— Start of Given records —
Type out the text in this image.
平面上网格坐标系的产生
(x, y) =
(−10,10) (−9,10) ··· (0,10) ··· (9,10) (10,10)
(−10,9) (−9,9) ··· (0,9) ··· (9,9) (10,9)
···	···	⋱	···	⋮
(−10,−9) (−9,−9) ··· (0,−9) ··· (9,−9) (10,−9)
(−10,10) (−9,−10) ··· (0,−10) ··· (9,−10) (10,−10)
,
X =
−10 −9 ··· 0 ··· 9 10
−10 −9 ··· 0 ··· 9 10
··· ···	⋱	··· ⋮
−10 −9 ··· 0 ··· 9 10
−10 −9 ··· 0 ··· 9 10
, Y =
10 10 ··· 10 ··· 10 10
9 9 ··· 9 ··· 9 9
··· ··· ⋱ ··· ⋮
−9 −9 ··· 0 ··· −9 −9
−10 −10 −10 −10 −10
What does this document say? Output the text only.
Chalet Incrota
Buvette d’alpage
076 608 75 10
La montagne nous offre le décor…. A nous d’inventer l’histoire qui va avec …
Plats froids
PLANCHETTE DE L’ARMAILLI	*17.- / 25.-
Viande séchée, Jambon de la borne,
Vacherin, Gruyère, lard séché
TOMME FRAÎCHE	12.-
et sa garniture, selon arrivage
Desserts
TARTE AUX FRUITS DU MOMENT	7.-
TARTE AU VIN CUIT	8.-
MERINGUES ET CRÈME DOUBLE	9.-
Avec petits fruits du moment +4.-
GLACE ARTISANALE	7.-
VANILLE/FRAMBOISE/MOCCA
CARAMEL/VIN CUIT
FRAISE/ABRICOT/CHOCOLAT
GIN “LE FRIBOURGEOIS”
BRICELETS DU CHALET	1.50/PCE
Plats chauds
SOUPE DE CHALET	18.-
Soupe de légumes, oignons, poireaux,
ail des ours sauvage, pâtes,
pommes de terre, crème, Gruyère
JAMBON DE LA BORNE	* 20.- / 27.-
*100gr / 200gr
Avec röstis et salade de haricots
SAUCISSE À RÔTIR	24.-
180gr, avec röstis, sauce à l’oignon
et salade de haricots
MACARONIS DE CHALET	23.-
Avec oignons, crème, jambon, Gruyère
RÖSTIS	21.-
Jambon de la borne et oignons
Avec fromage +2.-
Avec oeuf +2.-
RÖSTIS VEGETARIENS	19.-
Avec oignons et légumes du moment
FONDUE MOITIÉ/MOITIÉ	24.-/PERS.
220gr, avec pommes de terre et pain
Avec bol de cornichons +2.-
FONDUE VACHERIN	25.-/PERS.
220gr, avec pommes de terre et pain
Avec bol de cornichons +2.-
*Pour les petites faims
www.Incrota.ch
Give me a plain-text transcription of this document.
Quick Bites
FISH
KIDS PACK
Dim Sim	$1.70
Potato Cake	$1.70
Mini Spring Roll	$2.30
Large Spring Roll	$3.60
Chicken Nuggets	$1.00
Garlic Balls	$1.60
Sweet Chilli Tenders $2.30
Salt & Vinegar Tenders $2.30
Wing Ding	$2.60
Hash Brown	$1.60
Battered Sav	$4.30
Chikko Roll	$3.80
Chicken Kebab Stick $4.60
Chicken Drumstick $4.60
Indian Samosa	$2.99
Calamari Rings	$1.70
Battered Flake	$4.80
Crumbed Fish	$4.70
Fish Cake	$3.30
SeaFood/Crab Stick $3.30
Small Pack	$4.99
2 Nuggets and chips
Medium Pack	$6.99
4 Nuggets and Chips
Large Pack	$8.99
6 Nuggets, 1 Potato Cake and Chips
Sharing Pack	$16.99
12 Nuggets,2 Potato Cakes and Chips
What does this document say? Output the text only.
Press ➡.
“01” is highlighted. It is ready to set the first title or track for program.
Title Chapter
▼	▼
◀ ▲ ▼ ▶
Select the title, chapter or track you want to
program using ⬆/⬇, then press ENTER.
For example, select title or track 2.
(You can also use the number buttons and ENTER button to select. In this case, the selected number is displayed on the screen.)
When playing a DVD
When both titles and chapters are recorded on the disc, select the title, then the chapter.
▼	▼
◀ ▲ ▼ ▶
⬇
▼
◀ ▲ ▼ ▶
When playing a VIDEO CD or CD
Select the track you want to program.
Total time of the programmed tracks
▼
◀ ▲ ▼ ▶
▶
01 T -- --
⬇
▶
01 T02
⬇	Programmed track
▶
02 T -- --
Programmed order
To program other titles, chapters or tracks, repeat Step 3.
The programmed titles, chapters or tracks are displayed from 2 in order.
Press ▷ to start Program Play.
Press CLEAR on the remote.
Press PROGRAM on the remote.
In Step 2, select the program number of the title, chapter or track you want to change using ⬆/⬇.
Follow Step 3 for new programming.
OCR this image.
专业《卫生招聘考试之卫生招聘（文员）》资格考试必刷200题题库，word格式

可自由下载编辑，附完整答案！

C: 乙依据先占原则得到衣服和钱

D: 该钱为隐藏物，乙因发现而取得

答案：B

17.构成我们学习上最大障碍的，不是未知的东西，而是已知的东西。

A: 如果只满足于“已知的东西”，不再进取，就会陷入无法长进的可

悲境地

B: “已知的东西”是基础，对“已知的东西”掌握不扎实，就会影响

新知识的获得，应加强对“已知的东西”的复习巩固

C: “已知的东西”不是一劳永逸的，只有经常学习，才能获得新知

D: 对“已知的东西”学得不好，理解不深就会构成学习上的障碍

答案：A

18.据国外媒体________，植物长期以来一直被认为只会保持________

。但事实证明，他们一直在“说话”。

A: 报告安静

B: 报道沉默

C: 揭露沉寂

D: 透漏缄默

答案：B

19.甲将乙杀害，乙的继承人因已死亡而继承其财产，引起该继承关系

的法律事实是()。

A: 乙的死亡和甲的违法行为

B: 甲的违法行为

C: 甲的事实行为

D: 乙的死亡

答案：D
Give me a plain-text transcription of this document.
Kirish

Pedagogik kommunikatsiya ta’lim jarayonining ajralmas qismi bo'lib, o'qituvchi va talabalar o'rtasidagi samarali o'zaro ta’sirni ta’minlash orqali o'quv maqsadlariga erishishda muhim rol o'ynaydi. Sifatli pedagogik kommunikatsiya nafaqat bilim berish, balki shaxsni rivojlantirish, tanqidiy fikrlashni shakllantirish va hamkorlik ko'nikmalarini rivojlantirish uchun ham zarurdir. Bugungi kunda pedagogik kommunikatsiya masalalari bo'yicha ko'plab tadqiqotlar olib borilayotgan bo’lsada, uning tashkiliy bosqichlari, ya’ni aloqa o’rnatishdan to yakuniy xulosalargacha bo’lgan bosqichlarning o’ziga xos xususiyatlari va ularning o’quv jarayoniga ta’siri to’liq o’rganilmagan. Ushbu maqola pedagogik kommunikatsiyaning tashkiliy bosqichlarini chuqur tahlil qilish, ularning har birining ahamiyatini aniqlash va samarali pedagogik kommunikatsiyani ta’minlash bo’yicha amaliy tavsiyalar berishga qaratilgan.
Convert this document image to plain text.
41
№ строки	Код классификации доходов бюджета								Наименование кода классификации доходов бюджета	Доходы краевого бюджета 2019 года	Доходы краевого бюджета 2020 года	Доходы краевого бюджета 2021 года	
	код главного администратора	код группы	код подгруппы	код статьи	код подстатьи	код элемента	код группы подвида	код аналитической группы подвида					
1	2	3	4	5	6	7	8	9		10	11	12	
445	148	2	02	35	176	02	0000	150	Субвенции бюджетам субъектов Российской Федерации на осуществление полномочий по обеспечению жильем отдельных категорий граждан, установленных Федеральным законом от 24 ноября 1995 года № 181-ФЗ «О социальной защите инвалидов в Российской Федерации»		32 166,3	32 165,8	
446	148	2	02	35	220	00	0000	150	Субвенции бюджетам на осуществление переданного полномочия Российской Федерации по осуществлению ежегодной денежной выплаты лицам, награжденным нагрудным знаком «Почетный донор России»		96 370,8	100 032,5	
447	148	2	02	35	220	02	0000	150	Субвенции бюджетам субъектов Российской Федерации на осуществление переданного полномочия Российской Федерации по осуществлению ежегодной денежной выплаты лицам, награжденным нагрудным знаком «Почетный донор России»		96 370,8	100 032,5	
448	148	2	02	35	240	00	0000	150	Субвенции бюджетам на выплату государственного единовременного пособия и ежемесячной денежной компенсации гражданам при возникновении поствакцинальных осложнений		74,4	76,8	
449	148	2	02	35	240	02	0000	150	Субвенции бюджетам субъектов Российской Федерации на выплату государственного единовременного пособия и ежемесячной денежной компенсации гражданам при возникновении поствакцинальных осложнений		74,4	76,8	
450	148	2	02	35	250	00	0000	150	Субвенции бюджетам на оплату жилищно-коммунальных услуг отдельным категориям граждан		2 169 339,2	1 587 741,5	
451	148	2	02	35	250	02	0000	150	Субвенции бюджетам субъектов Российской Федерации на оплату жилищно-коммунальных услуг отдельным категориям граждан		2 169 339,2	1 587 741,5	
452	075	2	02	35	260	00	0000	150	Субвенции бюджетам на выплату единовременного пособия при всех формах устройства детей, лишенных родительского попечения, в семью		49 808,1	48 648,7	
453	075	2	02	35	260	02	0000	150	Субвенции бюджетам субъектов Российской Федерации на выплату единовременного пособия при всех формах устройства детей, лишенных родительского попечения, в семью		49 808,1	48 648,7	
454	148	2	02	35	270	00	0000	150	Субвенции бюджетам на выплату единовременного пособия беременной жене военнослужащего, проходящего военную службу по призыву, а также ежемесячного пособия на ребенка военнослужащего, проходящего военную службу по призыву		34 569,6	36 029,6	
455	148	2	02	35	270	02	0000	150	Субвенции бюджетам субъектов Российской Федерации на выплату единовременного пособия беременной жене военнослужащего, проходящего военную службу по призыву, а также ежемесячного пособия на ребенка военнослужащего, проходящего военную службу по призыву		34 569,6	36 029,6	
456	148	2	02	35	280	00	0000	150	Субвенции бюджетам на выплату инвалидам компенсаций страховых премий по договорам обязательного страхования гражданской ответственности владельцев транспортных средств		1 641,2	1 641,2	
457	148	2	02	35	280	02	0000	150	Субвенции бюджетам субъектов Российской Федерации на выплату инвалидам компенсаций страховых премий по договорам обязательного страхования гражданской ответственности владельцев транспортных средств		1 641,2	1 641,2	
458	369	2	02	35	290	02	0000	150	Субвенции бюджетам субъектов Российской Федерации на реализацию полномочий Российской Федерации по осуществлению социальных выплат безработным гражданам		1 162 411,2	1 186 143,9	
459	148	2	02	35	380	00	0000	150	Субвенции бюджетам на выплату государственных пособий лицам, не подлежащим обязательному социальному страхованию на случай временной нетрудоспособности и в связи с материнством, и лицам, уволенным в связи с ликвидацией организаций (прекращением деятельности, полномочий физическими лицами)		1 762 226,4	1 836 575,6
— End of Given records —
• **What is required**
In the entries above, identify every line with the string "нагрудным".

• **Solution**
446	148	2	02	35	220	00	0000	150	Субвенции бюджетам на осуществление переданного полномочия Российской Федерации по осуществлению ежегодной денежной выплаты лицам, награжденным нагрудным знаком «Почетный донор России»		96 370,8	100 032,5	
447	148	2	02	35	220	02	0000	150	Субвенции бюджетам субъектов Российской Федерации на осуществление переданного полномочия Российской Федерации по осуществлению ежегодной денежной выплаты лицам, награжденным нагрудным знаком «Почетный донор России»		96 370,8	100 032,5	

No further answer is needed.